= CHALLENGE A =
According to the review of Ross Macdonald's thrillers, why should readers not equate his artistry with flaccidity?
= CHALLENGE B =
Reproduce everything from the start of the records down to the line containing "- edge-to-bubble-sort: [1052, 64, 1274, 120]", with "minus-glyph" changed to "dash-glyph" and nothing else altered.

= SELECTED EXTRACT =
________________

Penguin are re-releasing five of the works of Ross Macdonald in their Modern Classics series, thus alerting a new generation of readers to a treasure trove of American thrillers, written with a literary artistry which has all but vanished from the genre in recent years.

Don't equate artistry with flaccidity. Macdonald's tales are hardboiled, his characters strongly and sharply drawn, their conflicts hot-blooded.

But he writes about them with such skill that a character is impaled by a few words, a mood is captured, an emotion defined, an action frozen. For example:

"He nodded, then he cried. He nodded and cried, nodded and cried like a human pump."

"As she looked at me her eyes misted over like cold windows."

"She was pretty enough to make me conscious that I hadn't shaved."

"She went into deep thought. It sat prettily on her, softening the anxious angularity of her posture."

"He felt resentful and betrayed like a sailor who has come to the edge of a flat world."

Macdonald's private eye is Lew Archer. He is a lonely man, emotionally scarred but enduringly sensitive to others' hurt. He is an engaging and endearing figure.

________________

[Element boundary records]
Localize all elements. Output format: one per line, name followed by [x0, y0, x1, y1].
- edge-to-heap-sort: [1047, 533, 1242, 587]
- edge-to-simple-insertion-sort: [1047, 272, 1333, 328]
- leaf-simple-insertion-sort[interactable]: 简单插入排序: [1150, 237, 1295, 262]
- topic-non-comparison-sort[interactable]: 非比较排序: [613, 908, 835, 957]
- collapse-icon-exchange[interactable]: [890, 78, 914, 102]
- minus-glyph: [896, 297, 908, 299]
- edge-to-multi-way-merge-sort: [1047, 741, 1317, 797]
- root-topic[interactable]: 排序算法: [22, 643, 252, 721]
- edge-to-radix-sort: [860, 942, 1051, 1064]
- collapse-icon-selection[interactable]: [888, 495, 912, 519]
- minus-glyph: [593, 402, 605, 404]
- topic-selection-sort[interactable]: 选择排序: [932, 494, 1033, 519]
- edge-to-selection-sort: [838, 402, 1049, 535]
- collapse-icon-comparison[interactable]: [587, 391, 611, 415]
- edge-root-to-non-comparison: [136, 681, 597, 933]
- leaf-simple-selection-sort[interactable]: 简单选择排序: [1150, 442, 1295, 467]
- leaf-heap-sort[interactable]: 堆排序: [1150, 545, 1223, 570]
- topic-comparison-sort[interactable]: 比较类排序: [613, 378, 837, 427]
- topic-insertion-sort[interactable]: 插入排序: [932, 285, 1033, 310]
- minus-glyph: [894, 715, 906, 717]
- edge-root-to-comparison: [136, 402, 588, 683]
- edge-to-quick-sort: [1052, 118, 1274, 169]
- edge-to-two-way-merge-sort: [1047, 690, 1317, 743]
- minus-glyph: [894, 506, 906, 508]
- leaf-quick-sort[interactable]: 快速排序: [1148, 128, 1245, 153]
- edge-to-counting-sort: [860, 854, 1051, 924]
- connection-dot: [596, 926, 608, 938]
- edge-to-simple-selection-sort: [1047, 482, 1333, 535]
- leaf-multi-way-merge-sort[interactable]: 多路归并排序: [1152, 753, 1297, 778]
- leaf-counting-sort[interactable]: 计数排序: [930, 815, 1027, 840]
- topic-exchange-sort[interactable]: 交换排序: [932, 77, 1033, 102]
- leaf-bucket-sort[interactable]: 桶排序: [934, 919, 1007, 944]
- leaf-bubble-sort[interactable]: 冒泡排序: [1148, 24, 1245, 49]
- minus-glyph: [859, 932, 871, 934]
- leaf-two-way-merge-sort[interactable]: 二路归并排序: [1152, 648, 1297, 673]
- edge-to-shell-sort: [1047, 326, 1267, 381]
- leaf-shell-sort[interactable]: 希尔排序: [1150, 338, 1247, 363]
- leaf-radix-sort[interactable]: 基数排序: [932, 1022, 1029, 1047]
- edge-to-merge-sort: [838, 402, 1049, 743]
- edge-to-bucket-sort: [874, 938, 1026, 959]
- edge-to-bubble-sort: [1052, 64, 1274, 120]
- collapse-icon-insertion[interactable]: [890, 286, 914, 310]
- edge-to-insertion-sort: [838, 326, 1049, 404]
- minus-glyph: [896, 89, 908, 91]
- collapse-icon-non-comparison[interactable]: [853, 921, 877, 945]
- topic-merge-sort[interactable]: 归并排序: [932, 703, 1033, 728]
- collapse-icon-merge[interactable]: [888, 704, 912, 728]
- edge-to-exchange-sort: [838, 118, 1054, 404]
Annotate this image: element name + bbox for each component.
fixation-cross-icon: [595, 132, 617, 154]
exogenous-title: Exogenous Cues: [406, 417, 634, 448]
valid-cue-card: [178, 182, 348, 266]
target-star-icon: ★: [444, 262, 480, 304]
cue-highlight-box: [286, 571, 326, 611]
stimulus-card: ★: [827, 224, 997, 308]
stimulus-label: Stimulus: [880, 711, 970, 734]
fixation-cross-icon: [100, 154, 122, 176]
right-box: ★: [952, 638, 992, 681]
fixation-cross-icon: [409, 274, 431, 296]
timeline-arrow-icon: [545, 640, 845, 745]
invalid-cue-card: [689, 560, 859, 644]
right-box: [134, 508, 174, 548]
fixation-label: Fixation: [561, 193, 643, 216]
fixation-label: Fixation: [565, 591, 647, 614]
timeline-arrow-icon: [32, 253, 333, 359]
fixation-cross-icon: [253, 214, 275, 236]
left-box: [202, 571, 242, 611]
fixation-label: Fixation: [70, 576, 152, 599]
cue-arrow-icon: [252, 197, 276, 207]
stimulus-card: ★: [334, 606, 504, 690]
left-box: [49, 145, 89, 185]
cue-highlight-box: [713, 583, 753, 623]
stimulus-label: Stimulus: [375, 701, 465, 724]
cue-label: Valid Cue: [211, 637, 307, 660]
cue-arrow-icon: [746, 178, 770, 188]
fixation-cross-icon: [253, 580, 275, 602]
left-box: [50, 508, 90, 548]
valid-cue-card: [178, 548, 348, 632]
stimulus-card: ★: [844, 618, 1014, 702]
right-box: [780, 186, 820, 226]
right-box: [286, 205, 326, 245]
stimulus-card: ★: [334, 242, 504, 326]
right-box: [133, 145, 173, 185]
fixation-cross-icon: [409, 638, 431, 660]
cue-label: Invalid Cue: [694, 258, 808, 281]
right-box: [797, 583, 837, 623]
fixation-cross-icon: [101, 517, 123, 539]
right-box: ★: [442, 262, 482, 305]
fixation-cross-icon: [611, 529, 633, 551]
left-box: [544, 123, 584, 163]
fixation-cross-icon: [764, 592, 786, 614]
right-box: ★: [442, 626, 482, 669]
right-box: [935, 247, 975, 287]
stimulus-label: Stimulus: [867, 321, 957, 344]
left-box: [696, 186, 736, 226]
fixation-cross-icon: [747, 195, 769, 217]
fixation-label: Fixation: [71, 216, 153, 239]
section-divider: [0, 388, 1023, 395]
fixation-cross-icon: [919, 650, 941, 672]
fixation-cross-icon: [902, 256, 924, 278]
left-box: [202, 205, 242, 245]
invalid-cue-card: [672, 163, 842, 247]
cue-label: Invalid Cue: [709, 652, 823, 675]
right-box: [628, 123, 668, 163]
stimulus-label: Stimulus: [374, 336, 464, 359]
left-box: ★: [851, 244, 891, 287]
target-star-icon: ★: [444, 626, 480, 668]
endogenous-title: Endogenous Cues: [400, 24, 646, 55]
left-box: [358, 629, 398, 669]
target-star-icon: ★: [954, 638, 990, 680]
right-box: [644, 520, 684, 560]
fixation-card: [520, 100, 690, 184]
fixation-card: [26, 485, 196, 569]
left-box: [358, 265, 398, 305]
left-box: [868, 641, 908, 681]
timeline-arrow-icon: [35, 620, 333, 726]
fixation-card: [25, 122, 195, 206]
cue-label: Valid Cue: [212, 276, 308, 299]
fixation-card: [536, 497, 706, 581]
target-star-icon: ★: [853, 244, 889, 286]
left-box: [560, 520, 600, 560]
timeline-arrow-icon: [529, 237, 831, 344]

________________

= RESULT A =
Macdonald's tales are hardboiled, his characters strongly and sharply drawn, and their conflicts hot-blooded.

= RESULT B =
Localize all elements. Output format: one per line, name followed by [x0, y0, x1, y1].
- edge-to-heap-sort: [1047, 533, 1242, 587]
- edge-to-simple-insertion-sort: [1047, 272, 1333, 328]
- leaf-simple-insertion-sort[interactable]: 简单插入排序: [1150, 237, 1295, 262]
- topic-non-comparison-sort[interactable]: 非比较排序: [613, 908, 835, 957]
- collapse-icon-exchange[interactable]: [890, 78, 914, 102]
- dash-glyph: [896, 297, 908, 299]
- edge-to-multi-way-merge-sort: [1047, 741, 1317, 797]
- root-topic[interactable]: 排序算法: [22, 643, 252, 721]
- edge-to-radix-sort: [860, 942, 1051, 1064]
- collapse-icon-selection[interactable]: [888, 495, 912, 519]
- dash-glyph: [593, 402, 605, 404]
- topic-selection-sort[interactable]: 选择排序: [932, 494, 1033, 519]
- edge-to-selection-sort: [838, 402, 1049, 535]
- collapse-icon-comparison[interactable]: [587, 391, 611, 415]
- edge-root-to-non-comparison: [136, 681, 597, 933]
- leaf-simple-selection-sort[interactable]: 简单选择排序: [1150, 442, 1295, 467]
- leaf-heap-sort[interactable]: 堆排序: [1150, 545, 1223, 570]
- topic-comparison-sort[interactable]: 比较类排序: [613, 378, 837, 427]
- topic-insertion-sort[interactable]: 插入排序: [932, 285, 1033, 310]
- dash-glyph: [894, 715, 906, 717]
- edge-root-to-comparison: [136, 402, 588, 683]
- edge-to-quick-sort: [1052, 118, 1274, 169]
- edge-to-two-way-merge-sort: [1047, 690, 1317, 743]
- dash-glyph: [894, 506, 906, 508]
- leaf-quick-sort[interactable]: 快速排序: [1148, 128, 1245, 153]
- edge-to-counting-sort: [860, 854, 1051, 924]
- connection-dot: [596, 926, 608, 938]
- edge-to-simple-selection-sort: [1047, 482, 1333, 535]
- leaf-multi-way-merge-sort[interactable]: 多路归并排序: [1152, 753, 1297, 778]
- leaf-counting-sort[interactable]: 计数排序: [930, 815, 1027, 840]
- topic-exchange-sort[interactable]: 交换排序: [932, 77, 1033, 102]
- leaf-bucket-sort[interactable]: 桶排序: [934, 919, 1007, 944]
- leaf-bubble-sort[interactable]: 冒泡排序: [1148, 24, 1245, 49]
- dash-glyph: [859, 932, 871, 934]
- leaf-two-way-merge-sort[interactable]: 二路归并排序: [1152, 648, 1297, 673]
- edge-to-shell-sort: [1047, 326, 1267, 381]
- leaf-shell-sort[interactable]: 希尔排序: [1150, 338, 1247, 363]
- leaf-radix-sort[interactable]: 基数排序: [932, 1022, 1029, 1047]
- edge-to-merge-sort: [838, 402, 1049, 743]
- edge-to-bucket-sort: [874, 938, 1026, 959]
- edge-to-bubble-sort: [1052, 64, 1274, 120]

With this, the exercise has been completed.